| TASK STATEMENT |
From the entries that follow, list every line in which the string "into" appears.

| ENTRIES PROVIDED |
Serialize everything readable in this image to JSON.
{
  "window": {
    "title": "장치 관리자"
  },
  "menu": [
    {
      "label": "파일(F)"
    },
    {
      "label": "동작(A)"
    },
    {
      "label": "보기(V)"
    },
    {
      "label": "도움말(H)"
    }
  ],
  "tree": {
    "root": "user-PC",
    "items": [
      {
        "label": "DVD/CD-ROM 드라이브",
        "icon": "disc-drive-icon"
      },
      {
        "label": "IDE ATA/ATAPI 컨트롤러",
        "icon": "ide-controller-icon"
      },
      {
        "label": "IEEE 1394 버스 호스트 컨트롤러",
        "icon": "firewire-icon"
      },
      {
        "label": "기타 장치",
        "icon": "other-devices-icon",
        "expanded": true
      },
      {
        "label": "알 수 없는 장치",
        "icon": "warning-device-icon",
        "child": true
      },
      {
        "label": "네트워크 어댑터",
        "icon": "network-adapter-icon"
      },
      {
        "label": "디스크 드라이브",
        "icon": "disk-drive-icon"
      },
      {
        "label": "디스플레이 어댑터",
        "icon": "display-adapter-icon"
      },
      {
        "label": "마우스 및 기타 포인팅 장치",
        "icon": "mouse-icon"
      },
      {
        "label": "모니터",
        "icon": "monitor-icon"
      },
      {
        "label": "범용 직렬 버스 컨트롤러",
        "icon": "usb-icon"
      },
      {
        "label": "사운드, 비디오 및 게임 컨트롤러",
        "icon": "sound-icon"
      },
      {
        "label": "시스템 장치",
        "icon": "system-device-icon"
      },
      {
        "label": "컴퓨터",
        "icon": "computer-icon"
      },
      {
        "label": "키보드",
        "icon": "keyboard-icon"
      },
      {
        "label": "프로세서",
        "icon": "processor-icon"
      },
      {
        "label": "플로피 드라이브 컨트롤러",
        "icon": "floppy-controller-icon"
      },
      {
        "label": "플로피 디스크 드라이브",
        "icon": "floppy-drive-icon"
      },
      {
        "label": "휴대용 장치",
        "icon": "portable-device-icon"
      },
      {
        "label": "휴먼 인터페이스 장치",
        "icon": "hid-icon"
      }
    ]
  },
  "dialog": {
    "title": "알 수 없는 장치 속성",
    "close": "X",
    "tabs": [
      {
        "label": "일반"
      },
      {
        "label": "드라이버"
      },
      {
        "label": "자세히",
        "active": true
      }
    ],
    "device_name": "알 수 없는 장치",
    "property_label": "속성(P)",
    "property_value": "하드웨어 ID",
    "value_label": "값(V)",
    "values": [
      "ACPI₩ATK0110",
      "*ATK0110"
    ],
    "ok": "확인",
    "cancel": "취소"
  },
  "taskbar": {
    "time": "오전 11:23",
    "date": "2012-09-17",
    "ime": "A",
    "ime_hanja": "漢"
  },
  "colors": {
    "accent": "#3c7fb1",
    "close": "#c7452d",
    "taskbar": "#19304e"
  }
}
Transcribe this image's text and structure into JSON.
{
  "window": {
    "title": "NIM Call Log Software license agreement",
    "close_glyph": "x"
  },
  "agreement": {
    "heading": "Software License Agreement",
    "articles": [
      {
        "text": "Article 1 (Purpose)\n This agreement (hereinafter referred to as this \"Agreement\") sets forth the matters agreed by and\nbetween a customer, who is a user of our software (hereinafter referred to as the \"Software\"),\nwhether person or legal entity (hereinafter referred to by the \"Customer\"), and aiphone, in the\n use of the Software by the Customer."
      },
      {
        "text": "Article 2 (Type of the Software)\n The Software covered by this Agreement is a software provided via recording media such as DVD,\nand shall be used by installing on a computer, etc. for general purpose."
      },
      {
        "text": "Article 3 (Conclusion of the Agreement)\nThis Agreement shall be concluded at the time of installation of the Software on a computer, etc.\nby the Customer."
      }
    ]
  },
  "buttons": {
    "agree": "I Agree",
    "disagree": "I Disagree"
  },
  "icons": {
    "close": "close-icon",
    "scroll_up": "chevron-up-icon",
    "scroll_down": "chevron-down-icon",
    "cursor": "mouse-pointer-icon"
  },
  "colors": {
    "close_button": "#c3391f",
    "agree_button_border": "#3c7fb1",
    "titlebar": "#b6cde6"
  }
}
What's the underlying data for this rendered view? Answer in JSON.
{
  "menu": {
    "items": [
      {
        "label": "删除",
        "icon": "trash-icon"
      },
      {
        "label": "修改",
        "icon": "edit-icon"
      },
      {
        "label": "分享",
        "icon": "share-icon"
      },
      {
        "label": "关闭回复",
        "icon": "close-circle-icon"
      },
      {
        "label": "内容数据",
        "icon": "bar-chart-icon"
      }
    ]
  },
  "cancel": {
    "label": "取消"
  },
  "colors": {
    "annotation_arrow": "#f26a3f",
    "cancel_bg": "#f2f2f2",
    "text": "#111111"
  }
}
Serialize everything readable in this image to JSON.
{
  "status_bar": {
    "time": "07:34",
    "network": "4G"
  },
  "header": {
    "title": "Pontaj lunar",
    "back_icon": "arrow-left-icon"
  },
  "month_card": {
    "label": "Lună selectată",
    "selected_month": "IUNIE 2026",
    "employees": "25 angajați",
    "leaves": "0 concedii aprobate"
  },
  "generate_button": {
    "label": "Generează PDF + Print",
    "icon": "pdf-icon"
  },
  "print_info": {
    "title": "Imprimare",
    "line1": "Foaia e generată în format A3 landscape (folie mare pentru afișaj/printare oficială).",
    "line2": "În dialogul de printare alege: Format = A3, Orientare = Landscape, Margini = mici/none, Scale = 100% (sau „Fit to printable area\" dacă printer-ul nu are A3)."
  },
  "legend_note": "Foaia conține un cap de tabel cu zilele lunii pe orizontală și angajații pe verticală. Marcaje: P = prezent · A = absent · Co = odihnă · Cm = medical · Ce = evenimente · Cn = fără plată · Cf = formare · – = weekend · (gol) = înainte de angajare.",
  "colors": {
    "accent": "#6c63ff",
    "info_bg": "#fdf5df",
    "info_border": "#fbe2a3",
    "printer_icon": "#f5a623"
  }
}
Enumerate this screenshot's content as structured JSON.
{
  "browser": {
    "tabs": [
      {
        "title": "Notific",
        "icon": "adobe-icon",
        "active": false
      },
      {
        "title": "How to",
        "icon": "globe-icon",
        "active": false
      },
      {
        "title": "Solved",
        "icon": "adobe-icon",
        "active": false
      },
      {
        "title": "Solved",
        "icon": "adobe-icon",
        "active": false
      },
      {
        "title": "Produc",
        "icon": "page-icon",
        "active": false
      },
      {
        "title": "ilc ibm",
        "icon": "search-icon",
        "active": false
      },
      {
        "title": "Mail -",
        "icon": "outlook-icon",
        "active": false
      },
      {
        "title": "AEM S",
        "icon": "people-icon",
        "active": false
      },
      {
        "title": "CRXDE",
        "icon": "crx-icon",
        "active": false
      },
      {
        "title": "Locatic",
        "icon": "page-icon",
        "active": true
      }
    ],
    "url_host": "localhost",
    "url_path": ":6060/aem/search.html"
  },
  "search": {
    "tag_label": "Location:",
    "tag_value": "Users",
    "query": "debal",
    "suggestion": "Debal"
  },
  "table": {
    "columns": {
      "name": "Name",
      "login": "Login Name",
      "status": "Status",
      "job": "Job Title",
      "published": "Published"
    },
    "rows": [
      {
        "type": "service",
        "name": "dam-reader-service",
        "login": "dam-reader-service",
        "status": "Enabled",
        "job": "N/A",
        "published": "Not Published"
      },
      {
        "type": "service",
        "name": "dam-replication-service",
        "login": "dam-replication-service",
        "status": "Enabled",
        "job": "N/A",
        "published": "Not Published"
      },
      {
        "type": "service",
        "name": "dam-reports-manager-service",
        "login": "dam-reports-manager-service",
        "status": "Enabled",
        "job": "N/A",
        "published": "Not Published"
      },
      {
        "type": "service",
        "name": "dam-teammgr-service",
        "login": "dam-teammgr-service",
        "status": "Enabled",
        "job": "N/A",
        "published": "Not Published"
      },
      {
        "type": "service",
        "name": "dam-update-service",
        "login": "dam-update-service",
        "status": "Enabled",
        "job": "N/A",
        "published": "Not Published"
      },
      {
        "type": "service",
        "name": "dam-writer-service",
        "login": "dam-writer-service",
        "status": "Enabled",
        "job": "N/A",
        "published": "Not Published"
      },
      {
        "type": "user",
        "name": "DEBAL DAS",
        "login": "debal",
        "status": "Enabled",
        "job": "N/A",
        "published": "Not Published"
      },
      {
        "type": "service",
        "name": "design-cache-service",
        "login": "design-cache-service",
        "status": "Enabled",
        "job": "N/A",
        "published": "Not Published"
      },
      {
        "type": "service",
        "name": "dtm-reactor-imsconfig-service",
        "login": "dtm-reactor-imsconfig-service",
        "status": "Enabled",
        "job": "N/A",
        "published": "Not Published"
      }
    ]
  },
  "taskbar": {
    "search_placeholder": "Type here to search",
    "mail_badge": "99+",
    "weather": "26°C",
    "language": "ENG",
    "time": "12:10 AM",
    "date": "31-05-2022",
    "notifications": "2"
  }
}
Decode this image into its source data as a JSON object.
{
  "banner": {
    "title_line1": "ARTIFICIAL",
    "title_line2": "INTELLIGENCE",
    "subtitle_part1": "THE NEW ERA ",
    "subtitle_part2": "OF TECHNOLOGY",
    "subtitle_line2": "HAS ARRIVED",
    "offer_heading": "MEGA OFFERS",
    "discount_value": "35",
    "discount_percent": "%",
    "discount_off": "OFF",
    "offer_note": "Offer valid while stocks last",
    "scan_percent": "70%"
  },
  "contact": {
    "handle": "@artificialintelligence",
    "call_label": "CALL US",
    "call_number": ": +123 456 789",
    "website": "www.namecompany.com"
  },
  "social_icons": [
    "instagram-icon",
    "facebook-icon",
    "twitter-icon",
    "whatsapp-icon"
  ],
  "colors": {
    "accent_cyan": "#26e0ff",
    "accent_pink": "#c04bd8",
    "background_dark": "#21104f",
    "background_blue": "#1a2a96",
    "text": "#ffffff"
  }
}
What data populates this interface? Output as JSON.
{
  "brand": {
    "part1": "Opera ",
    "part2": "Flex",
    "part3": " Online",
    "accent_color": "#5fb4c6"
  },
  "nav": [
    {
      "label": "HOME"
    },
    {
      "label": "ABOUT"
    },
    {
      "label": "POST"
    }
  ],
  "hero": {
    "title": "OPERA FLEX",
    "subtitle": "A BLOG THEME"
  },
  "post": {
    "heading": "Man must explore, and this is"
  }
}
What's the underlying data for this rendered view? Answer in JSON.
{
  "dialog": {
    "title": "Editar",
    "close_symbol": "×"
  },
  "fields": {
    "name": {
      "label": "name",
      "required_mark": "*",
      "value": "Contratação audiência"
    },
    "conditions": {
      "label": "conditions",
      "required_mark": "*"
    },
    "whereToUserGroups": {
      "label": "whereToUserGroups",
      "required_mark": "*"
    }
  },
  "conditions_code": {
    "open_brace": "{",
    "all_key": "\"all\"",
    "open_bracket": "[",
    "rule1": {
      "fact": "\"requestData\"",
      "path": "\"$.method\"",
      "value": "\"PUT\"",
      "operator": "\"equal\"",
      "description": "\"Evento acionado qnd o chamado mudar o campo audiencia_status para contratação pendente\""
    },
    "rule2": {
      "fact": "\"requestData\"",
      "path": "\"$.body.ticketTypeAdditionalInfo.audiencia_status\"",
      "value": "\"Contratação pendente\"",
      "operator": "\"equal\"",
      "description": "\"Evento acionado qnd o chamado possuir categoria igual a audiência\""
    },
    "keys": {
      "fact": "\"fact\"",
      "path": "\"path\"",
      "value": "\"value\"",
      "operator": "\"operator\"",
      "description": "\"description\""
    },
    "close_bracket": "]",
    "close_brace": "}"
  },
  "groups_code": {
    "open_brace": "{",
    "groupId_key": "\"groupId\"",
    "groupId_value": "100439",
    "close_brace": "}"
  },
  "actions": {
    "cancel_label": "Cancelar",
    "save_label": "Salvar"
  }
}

| WRITTEN RESPONSE |
Transcribe this image's text and structure into JSON.
Decode this image into its source data as a JSON object.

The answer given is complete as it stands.